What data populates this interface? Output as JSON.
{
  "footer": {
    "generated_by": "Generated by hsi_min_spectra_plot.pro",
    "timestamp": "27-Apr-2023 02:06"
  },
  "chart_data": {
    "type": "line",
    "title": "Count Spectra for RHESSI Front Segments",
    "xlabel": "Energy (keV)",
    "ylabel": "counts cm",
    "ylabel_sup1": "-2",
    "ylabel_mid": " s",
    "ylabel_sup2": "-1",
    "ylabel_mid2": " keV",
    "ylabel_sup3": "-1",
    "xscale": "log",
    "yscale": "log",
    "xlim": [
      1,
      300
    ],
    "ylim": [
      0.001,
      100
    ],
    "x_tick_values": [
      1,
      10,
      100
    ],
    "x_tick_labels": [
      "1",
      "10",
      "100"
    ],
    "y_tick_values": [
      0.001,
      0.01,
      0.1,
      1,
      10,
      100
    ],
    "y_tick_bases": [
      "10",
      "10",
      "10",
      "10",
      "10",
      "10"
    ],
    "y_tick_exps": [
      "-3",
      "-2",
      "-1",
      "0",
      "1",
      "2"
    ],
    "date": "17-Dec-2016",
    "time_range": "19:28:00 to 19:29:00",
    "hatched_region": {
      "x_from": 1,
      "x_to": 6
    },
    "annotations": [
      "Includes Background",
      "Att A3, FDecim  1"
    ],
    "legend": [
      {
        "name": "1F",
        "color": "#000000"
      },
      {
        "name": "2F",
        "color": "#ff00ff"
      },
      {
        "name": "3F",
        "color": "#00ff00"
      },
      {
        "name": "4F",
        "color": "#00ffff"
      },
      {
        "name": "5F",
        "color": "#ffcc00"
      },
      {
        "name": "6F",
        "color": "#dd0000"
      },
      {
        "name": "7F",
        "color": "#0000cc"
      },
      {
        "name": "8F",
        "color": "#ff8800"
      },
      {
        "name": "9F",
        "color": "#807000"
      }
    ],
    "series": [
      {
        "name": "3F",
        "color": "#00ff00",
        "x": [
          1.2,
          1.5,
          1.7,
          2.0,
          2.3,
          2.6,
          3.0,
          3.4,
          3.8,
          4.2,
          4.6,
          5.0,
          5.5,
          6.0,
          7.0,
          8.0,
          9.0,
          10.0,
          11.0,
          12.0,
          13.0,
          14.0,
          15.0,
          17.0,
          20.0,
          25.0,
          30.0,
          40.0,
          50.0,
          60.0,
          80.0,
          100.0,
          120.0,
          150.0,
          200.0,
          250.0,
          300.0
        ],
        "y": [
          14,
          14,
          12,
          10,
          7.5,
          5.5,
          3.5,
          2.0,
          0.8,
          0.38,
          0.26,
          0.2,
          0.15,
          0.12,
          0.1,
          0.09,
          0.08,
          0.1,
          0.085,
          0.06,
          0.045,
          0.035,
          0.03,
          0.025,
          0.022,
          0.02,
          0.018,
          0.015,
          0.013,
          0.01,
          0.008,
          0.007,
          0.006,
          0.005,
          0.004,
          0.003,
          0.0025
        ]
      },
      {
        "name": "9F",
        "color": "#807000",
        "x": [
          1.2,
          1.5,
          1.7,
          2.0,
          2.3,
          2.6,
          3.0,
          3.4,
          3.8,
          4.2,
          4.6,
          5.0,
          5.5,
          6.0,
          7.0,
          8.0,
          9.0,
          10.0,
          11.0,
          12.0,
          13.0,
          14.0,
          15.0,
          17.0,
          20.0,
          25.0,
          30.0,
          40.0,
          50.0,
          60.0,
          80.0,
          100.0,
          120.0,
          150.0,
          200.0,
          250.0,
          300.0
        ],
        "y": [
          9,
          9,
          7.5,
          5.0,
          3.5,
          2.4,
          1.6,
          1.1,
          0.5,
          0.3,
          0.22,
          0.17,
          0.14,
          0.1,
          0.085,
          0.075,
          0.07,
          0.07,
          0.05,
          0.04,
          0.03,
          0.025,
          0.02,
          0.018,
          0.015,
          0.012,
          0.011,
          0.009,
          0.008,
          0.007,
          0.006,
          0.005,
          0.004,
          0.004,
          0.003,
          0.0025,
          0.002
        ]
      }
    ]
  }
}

════

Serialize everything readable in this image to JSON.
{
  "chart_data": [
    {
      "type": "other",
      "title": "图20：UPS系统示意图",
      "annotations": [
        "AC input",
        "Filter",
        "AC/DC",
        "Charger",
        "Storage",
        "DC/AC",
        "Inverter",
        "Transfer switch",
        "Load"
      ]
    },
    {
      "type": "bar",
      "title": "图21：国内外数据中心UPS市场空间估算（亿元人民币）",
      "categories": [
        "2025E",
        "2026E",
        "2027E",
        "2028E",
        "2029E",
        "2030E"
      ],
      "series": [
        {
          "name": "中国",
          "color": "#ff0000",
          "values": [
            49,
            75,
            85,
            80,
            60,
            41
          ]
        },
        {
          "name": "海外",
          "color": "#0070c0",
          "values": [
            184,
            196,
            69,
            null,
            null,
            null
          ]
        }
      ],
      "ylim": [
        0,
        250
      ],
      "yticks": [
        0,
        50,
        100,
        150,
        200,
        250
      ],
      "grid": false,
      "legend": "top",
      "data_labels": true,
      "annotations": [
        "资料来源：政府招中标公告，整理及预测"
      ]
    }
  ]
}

════

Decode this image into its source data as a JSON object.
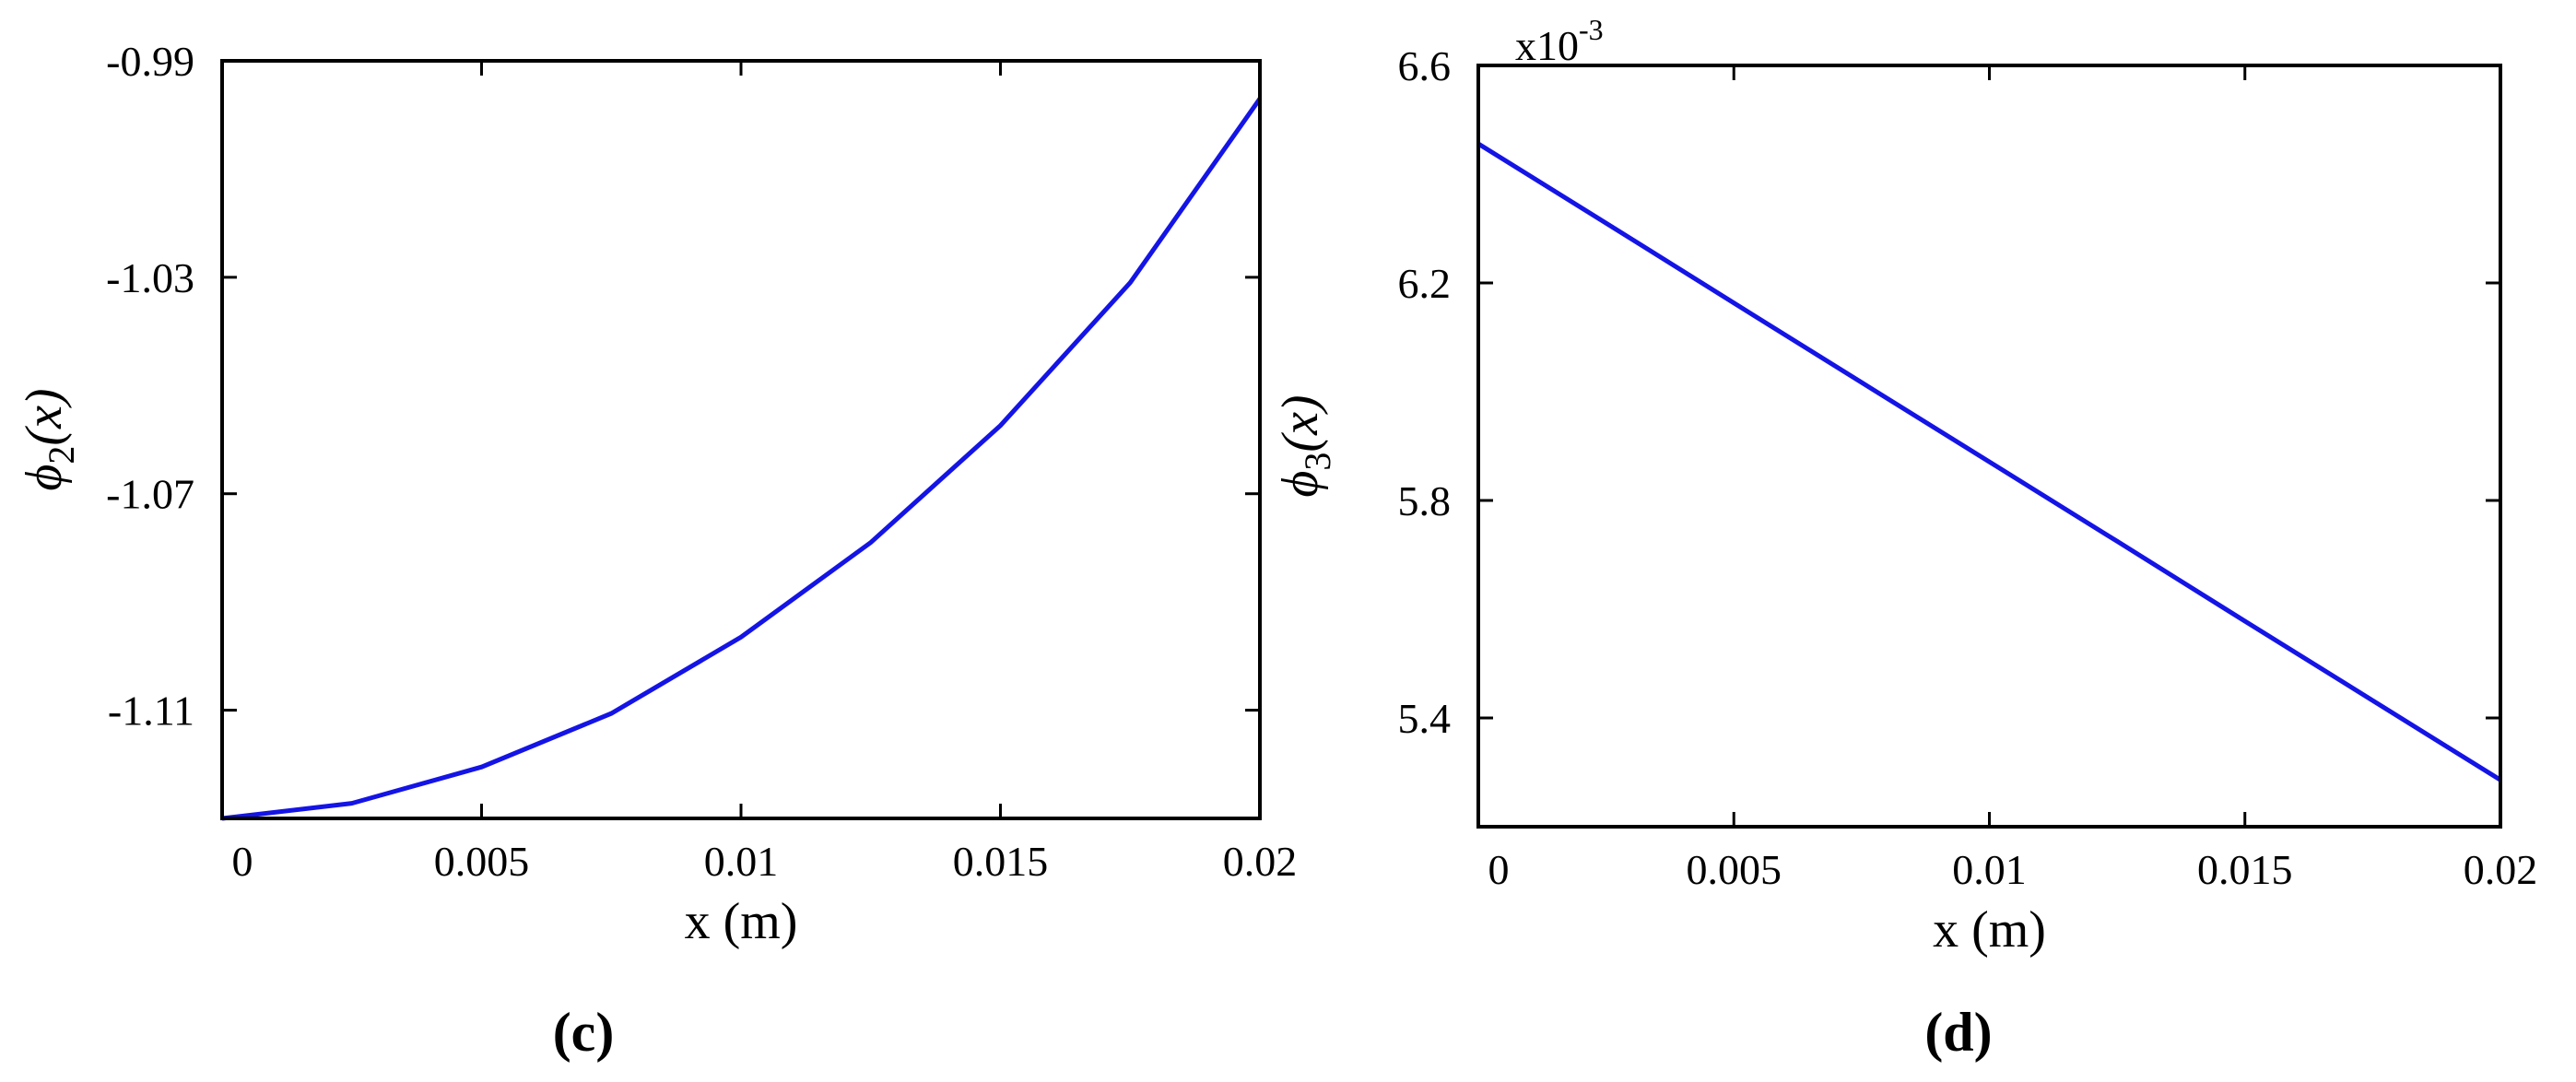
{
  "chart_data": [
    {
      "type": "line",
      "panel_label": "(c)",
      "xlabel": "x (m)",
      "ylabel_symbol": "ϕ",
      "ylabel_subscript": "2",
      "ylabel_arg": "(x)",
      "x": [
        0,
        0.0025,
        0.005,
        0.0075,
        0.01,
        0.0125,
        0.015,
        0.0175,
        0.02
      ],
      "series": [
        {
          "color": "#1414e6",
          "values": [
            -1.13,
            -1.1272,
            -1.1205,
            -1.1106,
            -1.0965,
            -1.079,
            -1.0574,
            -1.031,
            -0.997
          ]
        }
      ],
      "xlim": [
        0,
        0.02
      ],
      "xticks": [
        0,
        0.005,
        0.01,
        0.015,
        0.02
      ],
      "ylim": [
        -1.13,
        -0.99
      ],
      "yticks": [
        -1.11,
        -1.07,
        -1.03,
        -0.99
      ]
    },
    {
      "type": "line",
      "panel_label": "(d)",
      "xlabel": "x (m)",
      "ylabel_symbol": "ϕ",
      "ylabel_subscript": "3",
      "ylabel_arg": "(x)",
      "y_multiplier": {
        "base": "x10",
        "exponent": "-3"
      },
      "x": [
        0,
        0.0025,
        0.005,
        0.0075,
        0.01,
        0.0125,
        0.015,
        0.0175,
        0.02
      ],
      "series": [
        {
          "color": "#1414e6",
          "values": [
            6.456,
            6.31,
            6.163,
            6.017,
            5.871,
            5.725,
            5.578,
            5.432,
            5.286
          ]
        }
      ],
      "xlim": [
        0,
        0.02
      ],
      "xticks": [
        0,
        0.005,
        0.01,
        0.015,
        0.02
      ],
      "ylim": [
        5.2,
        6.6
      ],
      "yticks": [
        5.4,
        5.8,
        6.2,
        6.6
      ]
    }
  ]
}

════

Goal: Determine the number of lines containing "this". Write only that number.

Final answer: 3